Rows from a figure dataset

....................

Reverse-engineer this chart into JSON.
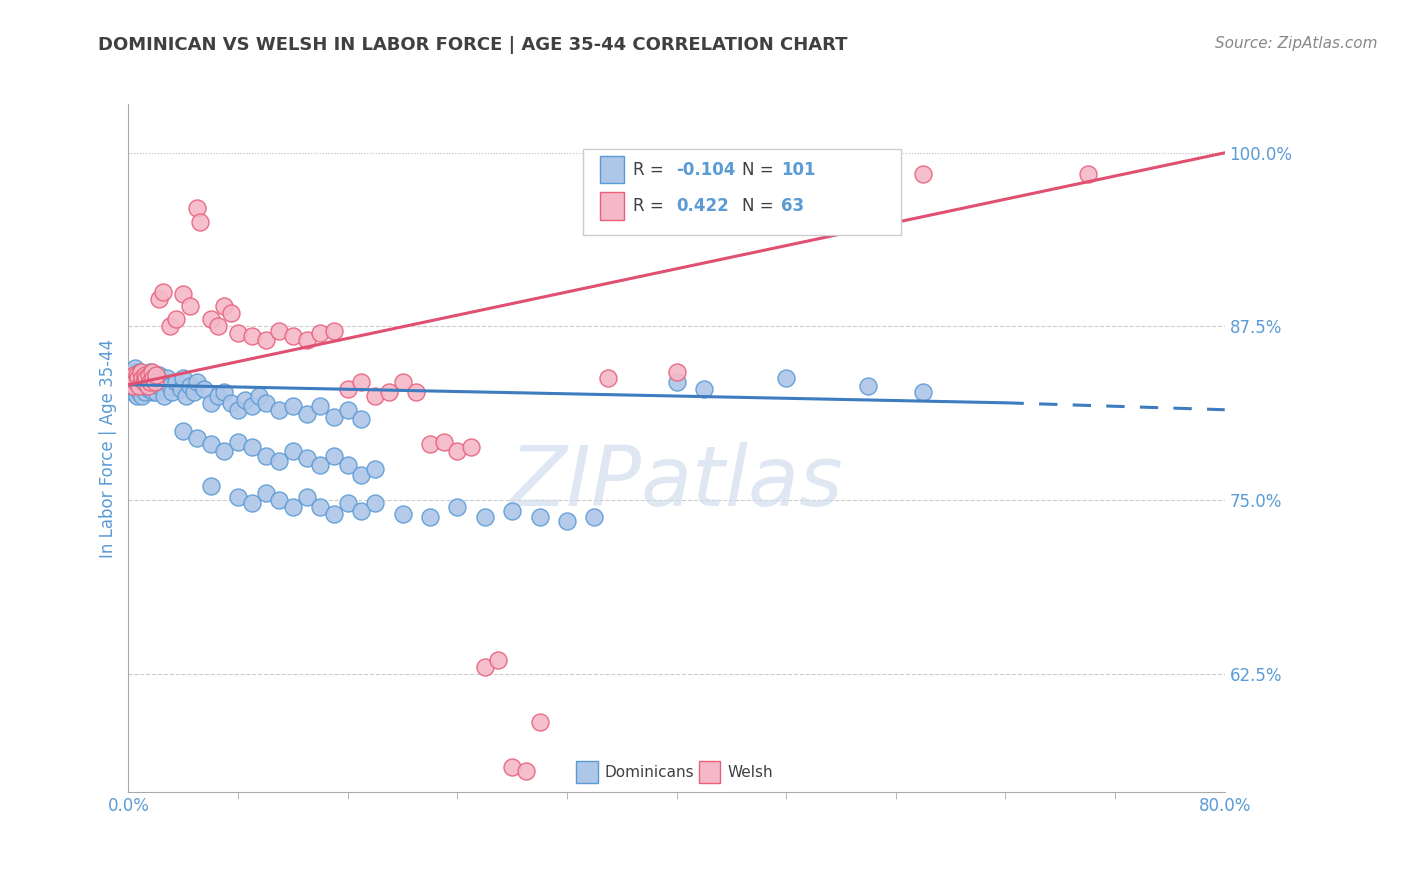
{
  "title": "DOMINICAN VS WELSH IN LABOR FORCE | AGE 35-44 CORRELATION CHART",
  "source": "Source: ZipAtlas.com",
  "ylabel": "In Labor Force | Age 35-44",
  "xlim": [
    0.0,
    0.8
  ],
  "ylim": [
    0.54,
    1.035
  ],
  "dominican_R": -0.104,
  "dominican_N": 101,
  "welsh_R": 0.422,
  "welsh_N": 63,
  "dominican_color": "#aec6e8",
  "welsh_color": "#f5b8c8",
  "dominican_edge_color": "#5b9bd5",
  "welsh_edge_color": "#e8617a",
  "dominican_line_color": "#3d7cbf",
  "welsh_line_color": "#e05070",
  "legend_label_dominicans": "Dominicans",
  "legend_label_welsh": "Welsh",
  "watermark": "ZIPatlas",
  "background_color": "#ffffff",
  "grid_color": "#cccccc",
  "title_color": "#404040",
  "axis_label_color": "#5b9bd5",
  "legend_R_color": "#5b9bd5",
  "dominican_points": [
    [
      0.001,
      0.835
    ],
    [
      0.002,
      0.838
    ],
    [
      0.002,
      0.832
    ],
    [
      0.003,
      0.84
    ],
    [
      0.003,
      0.828
    ],
    [
      0.004,
      0.836
    ],
    [
      0.004,
      0.842
    ],
    [
      0.005,
      0.83
    ],
    [
      0.005,
      0.845
    ],
    [
      0.006,
      0.838
    ],
    [
      0.006,
      0.825
    ],
    [
      0.007,
      0.84
    ],
    [
      0.007,
      0.833
    ],
    [
      0.008,
      0.828
    ],
    [
      0.008,
      0.842
    ],
    [
      0.009,
      0.835
    ],
    [
      0.01,
      0.838
    ],
    [
      0.01,
      0.825
    ],
    [
      0.011,
      0.84
    ],
    [
      0.011,
      0.832
    ],
    [
      0.012,
      0.836
    ],
    [
      0.012,
      0.828
    ],
    [
      0.013,
      0.84
    ],
    [
      0.013,
      0.832
    ],
    [
      0.014,
      0.838
    ],
    [
      0.015,
      0.83
    ],
    [
      0.016,
      0.842
    ],
    [
      0.017,
      0.835
    ],
    [
      0.018,
      0.828
    ],
    [
      0.018,
      0.84
    ],
    [
      0.019,
      0.833
    ],
    [
      0.02,
      0.836
    ],
    [
      0.02,
      0.828
    ],
    [
      0.022,
      0.84
    ],
    [
      0.023,
      0.832
    ],
    [
      0.025,
      0.835
    ],
    [
      0.026,
      0.825
    ],
    [
      0.028,
      0.838
    ],
    [
      0.03,
      0.832
    ],
    [
      0.032,
      0.828
    ],
    [
      0.035,
      0.835
    ],
    [
      0.038,
      0.83
    ],
    [
      0.04,
      0.838
    ],
    [
      0.042,
      0.825
    ],
    [
      0.045,
      0.832
    ],
    [
      0.048,
      0.828
    ],
    [
      0.05,
      0.835
    ],
    [
      0.055,
      0.83
    ],
    [
      0.06,
      0.82
    ],
    [
      0.065,
      0.825
    ],
    [
      0.07,
      0.828
    ],
    [
      0.075,
      0.82
    ],
    [
      0.08,
      0.815
    ],
    [
      0.085,
      0.822
    ],
    [
      0.09,
      0.818
    ],
    [
      0.095,
      0.825
    ],
    [
      0.1,
      0.82
    ],
    [
      0.11,
      0.815
    ],
    [
      0.12,
      0.818
    ],
    [
      0.13,
      0.812
    ],
    [
      0.14,
      0.818
    ],
    [
      0.15,
      0.81
    ],
    [
      0.16,
      0.815
    ],
    [
      0.17,
      0.808
    ],
    [
      0.04,
      0.8
    ],
    [
      0.05,
      0.795
    ],
    [
      0.06,
      0.79
    ],
    [
      0.07,
      0.785
    ],
    [
      0.08,
      0.792
    ],
    [
      0.09,
      0.788
    ],
    [
      0.1,
      0.782
    ],
    [
      0.11,
      0.778
    ],
    [
      0.12,
      0.785
    ],
    [
      0.13,
      0.78
    ],
    [
      0.14,
      0.775
    ],
    [
      0.15,
      0.782
    ],
    [
      0.16,
      0.775
    ],
    [
      0.17,
      0.768
    ],
    [
      0.18,
      0.772
    ],
    [
      0.06,
      0.76
    ],
    [
      0.08,
      0.752
    ],
    [
      0.09,
      0.748
    ],
    [
      0.1,
      0.755
    ],
    [
      0.11,
      0.75
    ],
    [
      0.12,
      0.745
    ],
    [
      0.13,
      0.752
    ],
    [
      0.14,
      0.745
    ],
    [
      0.15,
      0.74
    ],
    [
      0.16,
      0.748
    ],
    [
      0.17,
      0.742
    ],
    [
      0.18,
      0.748
    ],
    [
      0.2,
      0.74
    ],
    [
      0.22,
      0.738
    ],
    [
      0.24,
      0.745
    ],
    [
      0.26,
      0.738
    ],
    [
      0.28,
      0.742
    ],
    [
      0.3,
      0.738
    ],
    [
      0.32,
      0.735
    ],
    [
      0.34,
      0.738
    ],
    [
      0.4,
      0.835
    ],
    [
      0.42,
      0.83
    ],
    [
      0.48,
      0.838
    ],
    [
      0.54,
      0.832
    ],
    [
      0.58,
      0.828
    ]
  ],
  "welsh_points": [
    [
      0.001,
      0.835
    ],
    [
      0.002,
      0.838
    ],
    [
      0.003,
      0.832
    ],
    [
      0.004,
      0.84
    ],
    [
      0.005,
      0.836
    ],
    [
      0.006,
      0.84
    ],
    [
      0.007,
      0.838
    ],
    [
      0.008,
      0.832
    ],
    [
      0.009,
      0.842
    ],
    [
      0.01,
      0.838
    ],
    [
      0.011,
      0.835
    ],
    [
      0.012,
      0.84
    ],
    [
      0.013,
      0.838
    ],
    [
      0.014,
      0.832
    ],
    [
      0.015,
      0.84
    ],
    [
      0.016,
      0.835
    ],
    [
      0.017,
      0.842
    ],
    [
      0.018,
      0.838
    ],
    [
      0.019,
      0.835
    ],
    [
      0.02,
      0.84
    ],
    [
      0.022,
      0.895
    ],
    [
      0.025,
      0.9
    ],
    [
      0.03,
      0.875
    ],
    [
      0.035,
      0.88
    ],
    [
      0.04,
      0.898
    ],
    [
      0.045,
      0.89
    ],
    [
      0.05,
      0.96
    ],
    [
      0.052,
      0.95
    ],
    [
      0.06,
      0.88
    ],
    [
      0.065,
      0.875
    ],
    [
      0.07,
      0.89
    ],
    [
      0.075,
      0.885
    ],
    [
      0.08,
      0.87
    ],
    [
      0.09,
      0.868
    ],
    [
      0.1,
      0.865
    ],
    [
      0.11,
      0.872
    ],
    [
      0.12,
      0.868
    ],
    [
      0.13,
      0.865
    ],
    [
      0.14,
      0.87
    ],
    [
      0.15,
      0.872
    ],
    [
      0.16,
      0.83
    ],
    [
      0.17,
      0.835
    ],
    [
      0.18,
      0.825
    ],
    [
      0.19,
      0.828
    ],
    [
      0.2,
      0.835
    ],
    [
      0.21,
      0.828
    ],
    [
      0.22,
      0.79
    ],
    [
      0.23,
      0.792
    ],
    [
      0.24,
      0.785
    ],
    [
      0.25,
      0.788
    ],
    [
      0.26,
      0.63
    ],
    [
      0.27,
      0.635
    ],
    [
      0.28,
      0.558
    ],
    [
      0.29,
      0.555
    ],
    [
      0.3,
      0.59
    ],
    [
      0.35,
      0.838
    ],
    [
      0.4,
      0.842
    ],
    [
      0.42,
      0.96
    ],
    [
      0.58,
      0.985
    ],
    [
      0.7,
      0.985
    ]
  ]
}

....................

[GIVEN PROBLEM] Do not include images; quote all of the entries above exactly.

[WRITTEN RESPONSE]
Reverse-engineer this chart into JSON.
{
  "title": "DOMINICAN VS WELSH IN LABOR FORCE | AGE 35-44 CORRELATION CHART",
  "source": "Source: ZipAtlas.com",
  "ylabel": "In Labor Force | Age 35-44",
  "xlim": [
    0.0,
    0.8
  ],
  "ylim": [
    0.54,
    1.035
  ],
  "dominican_R": -0.104,
  "dominican_N": 101,
  "welsh_R": 0.422,
  "welsh_N": 63,
  "dominican_color": "#aec6e8",
  "welsh_color": "#f5b8c8",
  "dominican_edge_color": "#5b9bd5",
  "welsh_edge_color": "#e8617a",
  "dominican_line_color": "#3d7cbf",
  "welsh_line_color": "#e05070",
  "legend_label_dominicans": "Dominicans",
  "legend_label_welsh": "Welsh",
  "watermark": "ZIPatlas",
  "background_color": "#ffffff",
  "grid_color": "#cccccc",
  "title_color": "#404040",
  "axis_label_color": "#5b9bd5",
  "legend_R_color": "#5b9bd5",
  "dominican_points": [
    [
      0.001,
      0.835
    ],
    [
      0.002,
      0.838
    ],
    [
      0.002,
      0.832
    ],
    [
      0.003,
      0.84
    ],
    [
      0.003,
      0.828
    ],
    [
      0.004,
      0.836
    ],
    [
      0.004,
      0.842
    ],
    [
      0.005,
      0.83
    ],
    [
      0.005,
      0.845
    ],
    [
      0.006,
      0.838
    ],
    [
      0.006,
      0.825
    ],
    [
      0.007,
      0.84
    ],
    [
      0.007,
      0.833
    ],
    [
      0.008,
      0.828
    ],
    [
      0.008,
      0.842
    ],
    [
      0.009,
      0.835
    ],
    [
      0.01,
      0.838
    ],
    [
      0.01,
      0.825
    ],
    [
      0.011,
      0.84
    ],
    [
      0.011,
      0.832
    ],
    [
      0.012,
      0.836
    ],
    [
      0.012,
      0.828
    ],
    [
      0.013,
      0.84
    ],
    [
      0.013,
      0.832
    ],
    [
      0.014,
      0.838
    ],
    [
      0.015,
      0.83
    ],
    [
      0.016,
      0.842
    ],
    [
      0.017,
      0.835
    ],
    [
      0.018,
      0.828
    ],
    [
      0.018,
      0.84
    ],
    [
      0.019,
      0.833
    ],
    [
      0.02,
      0.836
    ],
    [
      0.02,
      0.828
    ],
    [
      0.022,
      0.84
    ],
    [
      0.023,
      0.832
    ],
    [
      0.025,
      0.835
    ],
    [
      0.026,
      0.825
    ],
    [
      0.028,
      0.838
    ],
    [
      0.03,
      0.832
    ],
    [
      0.032,
      0.828
    ],
    [
      0.035,
      0.835
    ],
    [
      0.038,
      0.83
    ],
    [
      0.04,
      0.838
    ],
    [
      0.042,
      0.825
    ],
    [
      0.045,
      0.832
    ],
    [
      0.048,
      0.828
    ],
    [
      0.05,
      0.835
    ],
    [
      0.055,
      0.83
    ],
    [
      0.06,
      0.82
    ],
    [
      0.065,
      0.825
    ],
    [
      0.07,
      0.828
    ],
    [
      0.075,
      0.82
    ],
    [
      0.08,
      0.815
    ],
    [
      0.085,
      0.822
    ],
    [
      0.09,
      0.818
    ],
    [
      0.095,
      0.825
    ],
    [
      0.1,
      0.82
    ],
    [
      0.11,
      0.815
    ],
    [
      0.12,
      0.818
    ],
    [
      0.13,
      0.812
    ],
    [
      0.14,
      0.818
    ],
    [
      0.15,
      0.81
    ],
    [
      0.16,
      0.815
    ],
    [
      0.17,
      0.808
    ],
    [
      0.04,
      0.8
    ],
    [
      0.05,
      0.795
    ],
    [
      0.06,
      0.79
    ],
    [
      0.07,
      0.785
    ],
    [
      0.08,
      0.792
    ],
    [
      0.09,
      0.788
    ],
    [
      0.1,
      0.782
    ],
    [
      0.11,
      0.778
    ],
    [
      0.12,
      0.785
    ],
    [
      0.13,
      0.78
    ],
    [
      0.14,
      0.775
    ],
    [
      0.15,
      0.782
    ],
    [
      0.16,
      0.775
    ],
    [
      0.17,
      0.768
    ],
    [
      0.18,
      0.772
    ],
    [
      0.06,
      0.76
    ],
    [
      0.08,
      0.752
    ],
    [
      0.09,
      0.748
    ],
    [
      0.1,
      0.755
    ],
    [
      0.11,
      0.75
    ],
    [
      0.12,
      0.745
    ],
    [
      0.13,
      0.752
    ],
    [
      0.14,
      0.745
    ],
    [
      0.15,
      0.74
    ],
    [
      0.16,
      0.748
    ],
    [
      0.17,
      0.742
    ],
    [
      0.18,
      0.748
    ],
    [
      0.2,
      0.74
    ],
    [
      0.22,
      0.738
    ],
    [
      0.24,
      0.745
    ],
    [
      0.26,
      0.738
    ],
    [
      0.28,
      0.742
    ],
    [
      0.3,
      0.738
    ],
    [
      0.32,
      0.735
    ],
    [
      0.34,
      0.738
    ],
    [
      0.4,
      0.835
    ],
    [
      0.42,
      0.83
    ],
    [
      0.48,
      0.838
    ],
    [
      0.54,
      0.832
    ],
    [
      0.58,
      0.828
    ]
  ],
  "welsh_points": [
    [
      0.001,
      0.835
    ],
    [
      0.002,
      0.838
    ],
    [
      0.003,
      0.832
    ],
    [
      0.004,
      0.84
    ],
    [
      0.005,
      0.836
    ],
    [
      0.006,
      0.84
    ],
    [
      0.007,
      0.838
    ],
    [
      0.008,
      0.832
    ],
    [
      0.009,
      0.842
    ],
    [
      0.01,
      0.838
    ],
    [
      0.011,
      0.835
    ],
    [
      0.012,
      0.84
    ],
    [
      0.013,
      0.838
    ],
    [
      0.014,
      0.832
    ],
    [
      0.015,
      0.84
    ],
    [
      0.016,
      0.835
    ],
    [
      0.017,
      0.842
    ],
    [
      0.018,
      0.838
    ],
    [
      0.019,
      0.835
    ],
    [
      0.02,
      0.84
    ],
    [
      0.022,
      0.895
    ],
    [
      0.025,
      0.9
    ],
    [
      0.03,
      0.875
    ],
    [
      0.035,
      0.88
    ],
    [
      0.04,
      0.898
    ],
    [
      0.045,
      0.89
    ],
    [
      0.05,
      0.96
    ],
    [
      0.052,
      0.95
    ],
    [
      0.06,
      0.88
    ],
    [
      0.065,
      0.875
    ],
    [
      0.07,
      0.89
    ],
    [
      0.075,
      0.885
    ],
    [
      0.08,
      0.87
    ],
    [
      0.09,
      0.868
    ],
    [
      0.1,
      0.865
    ],
    [
      0.11,
      0.872
    ],
    [
      0.12,
      0.868
    ],
    [
      0.13,
      0.865
    ],
    [
      0.14,
      0.87
    ],
    [
      0.15,
      0.872
    ],
    [
      0.16,
      0.83
    ],
    [
      0.17,
      0.835
    ],
    [
      0.18,
      0.825
    ],
    [
      0.19,
      0.828
    ],
    [
      0.2,
      0.835
    ],
    [
      0.21,
      0.828
    ],
    [
      0.22,
      0.79
    ],
    [
      0.23,
      0.792
    ],
    [
      0.24,
      0.785
    ],
    [
      0.25,
      0.788
    ],
    [
      0.26,
      0.63
    ],
    [
      0.27,
      0.635
    ],
    [
      0.28,
      0.558
    ],
    [
      0.29,
      0.555
    ],
    [
      0.3,
      0.59
    ],
    [
      0.35,
      0.838
    ],
    [
      0.4,
      0.842
    ],
    [
      0.42,
      0.96
    ],
    [
      0.58,
      0.985
    ],
    [
      0.7,
      0.985
    ]
  ]
}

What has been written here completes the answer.